§ Task objective
Check each line of the material below, and copy it if it holds the string "square".

§ Dataset records
....

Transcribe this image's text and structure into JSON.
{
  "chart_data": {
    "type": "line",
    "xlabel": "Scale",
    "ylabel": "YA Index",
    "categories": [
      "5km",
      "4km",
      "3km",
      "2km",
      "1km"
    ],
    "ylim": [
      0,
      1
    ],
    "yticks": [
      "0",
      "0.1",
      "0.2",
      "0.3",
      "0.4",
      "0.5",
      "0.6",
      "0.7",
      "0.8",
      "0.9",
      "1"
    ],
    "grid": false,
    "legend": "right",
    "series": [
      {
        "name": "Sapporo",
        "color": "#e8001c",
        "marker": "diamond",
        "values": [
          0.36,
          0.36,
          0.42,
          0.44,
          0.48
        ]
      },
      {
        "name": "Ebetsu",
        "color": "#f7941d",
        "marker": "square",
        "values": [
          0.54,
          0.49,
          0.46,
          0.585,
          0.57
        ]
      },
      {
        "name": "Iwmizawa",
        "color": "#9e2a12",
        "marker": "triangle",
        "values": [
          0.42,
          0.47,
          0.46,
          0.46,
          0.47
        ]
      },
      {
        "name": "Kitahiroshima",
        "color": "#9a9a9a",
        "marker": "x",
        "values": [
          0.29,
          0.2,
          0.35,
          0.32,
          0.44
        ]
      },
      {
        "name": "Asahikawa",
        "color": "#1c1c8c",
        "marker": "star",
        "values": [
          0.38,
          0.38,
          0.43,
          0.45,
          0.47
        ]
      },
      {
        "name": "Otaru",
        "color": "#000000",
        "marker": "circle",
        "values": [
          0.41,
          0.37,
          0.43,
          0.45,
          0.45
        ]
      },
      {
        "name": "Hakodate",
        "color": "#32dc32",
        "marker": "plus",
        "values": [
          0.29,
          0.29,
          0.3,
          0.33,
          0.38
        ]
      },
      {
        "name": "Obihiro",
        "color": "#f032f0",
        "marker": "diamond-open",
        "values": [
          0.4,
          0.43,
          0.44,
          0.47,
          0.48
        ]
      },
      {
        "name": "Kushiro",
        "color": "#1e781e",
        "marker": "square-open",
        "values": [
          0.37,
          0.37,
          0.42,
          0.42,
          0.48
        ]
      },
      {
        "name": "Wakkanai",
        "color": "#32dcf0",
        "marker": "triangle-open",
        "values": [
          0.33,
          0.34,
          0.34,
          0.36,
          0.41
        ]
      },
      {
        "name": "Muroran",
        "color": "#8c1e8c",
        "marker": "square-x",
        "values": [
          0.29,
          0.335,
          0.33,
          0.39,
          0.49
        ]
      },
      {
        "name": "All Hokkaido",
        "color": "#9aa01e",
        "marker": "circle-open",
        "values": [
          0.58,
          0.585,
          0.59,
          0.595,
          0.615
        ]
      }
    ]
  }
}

....

§ Written response
        "marker": "square",
        "marker": "square-open",
        "marker": "square-x",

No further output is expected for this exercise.